(Data records)
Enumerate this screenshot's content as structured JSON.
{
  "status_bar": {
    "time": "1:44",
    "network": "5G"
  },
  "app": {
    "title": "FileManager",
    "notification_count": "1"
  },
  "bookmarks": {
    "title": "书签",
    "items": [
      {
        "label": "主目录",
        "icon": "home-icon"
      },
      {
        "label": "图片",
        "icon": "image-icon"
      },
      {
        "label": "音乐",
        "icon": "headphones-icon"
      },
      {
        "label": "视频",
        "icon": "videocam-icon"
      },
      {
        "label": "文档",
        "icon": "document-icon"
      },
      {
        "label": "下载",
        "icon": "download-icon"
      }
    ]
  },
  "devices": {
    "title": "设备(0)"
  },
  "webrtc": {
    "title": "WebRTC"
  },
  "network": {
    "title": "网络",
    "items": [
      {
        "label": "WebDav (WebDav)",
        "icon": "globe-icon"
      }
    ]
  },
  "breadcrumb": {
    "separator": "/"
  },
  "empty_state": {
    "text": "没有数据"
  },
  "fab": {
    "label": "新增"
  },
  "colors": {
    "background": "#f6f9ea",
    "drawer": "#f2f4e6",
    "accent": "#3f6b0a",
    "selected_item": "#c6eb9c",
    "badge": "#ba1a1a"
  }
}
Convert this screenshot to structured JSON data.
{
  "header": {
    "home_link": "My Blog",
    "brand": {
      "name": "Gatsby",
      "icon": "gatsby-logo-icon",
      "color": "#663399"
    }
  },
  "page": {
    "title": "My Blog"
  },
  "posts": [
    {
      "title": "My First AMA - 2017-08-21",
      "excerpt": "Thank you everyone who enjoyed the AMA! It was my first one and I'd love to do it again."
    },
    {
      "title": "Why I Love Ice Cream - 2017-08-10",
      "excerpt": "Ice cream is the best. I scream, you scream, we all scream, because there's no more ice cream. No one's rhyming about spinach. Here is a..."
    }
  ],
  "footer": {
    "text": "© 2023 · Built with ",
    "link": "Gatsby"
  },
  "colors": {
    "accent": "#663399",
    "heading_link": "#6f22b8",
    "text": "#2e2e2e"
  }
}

JOB.
Copy exactly the lines above, from the one containing "Convert this screenshot" through the very last line.

SOLUTION FOR THIS TASK.
Convert this screenshot to structured JSON data.
{
  "header": {
    "home_link": "My Blog",
    "brand": {
      "name": "Gatsby",
      "icon": "gatsby-logo-icon",
      "color": "#663399"
    }
  },
  "page": {
    "title": "My Blog"
  },
  "posts": [
    {
      "title": "My First AMA - 2017-08-21",
      "excerpt": "Thank you everyone who enjoyed the AMA! It was my first one and I'd love to do it again."
    },
    {
      "title": "Why I Love Ice Cream - 2017-08-10",
      "excerpt": "Ice cream is the best. I scream, you scream, we all scream, because there's no more ice cream. No one's rhyming about spinach. Here is a..."
    }
  ],
  "footer": {
    "text": "© 2023 · Built with ",
    "link": "Gatsby"
  },
  "colors": {
    "accent": "#663399",
    "heading_link": "#6f22b8",
    "text": "#2e2e2e"
  }
}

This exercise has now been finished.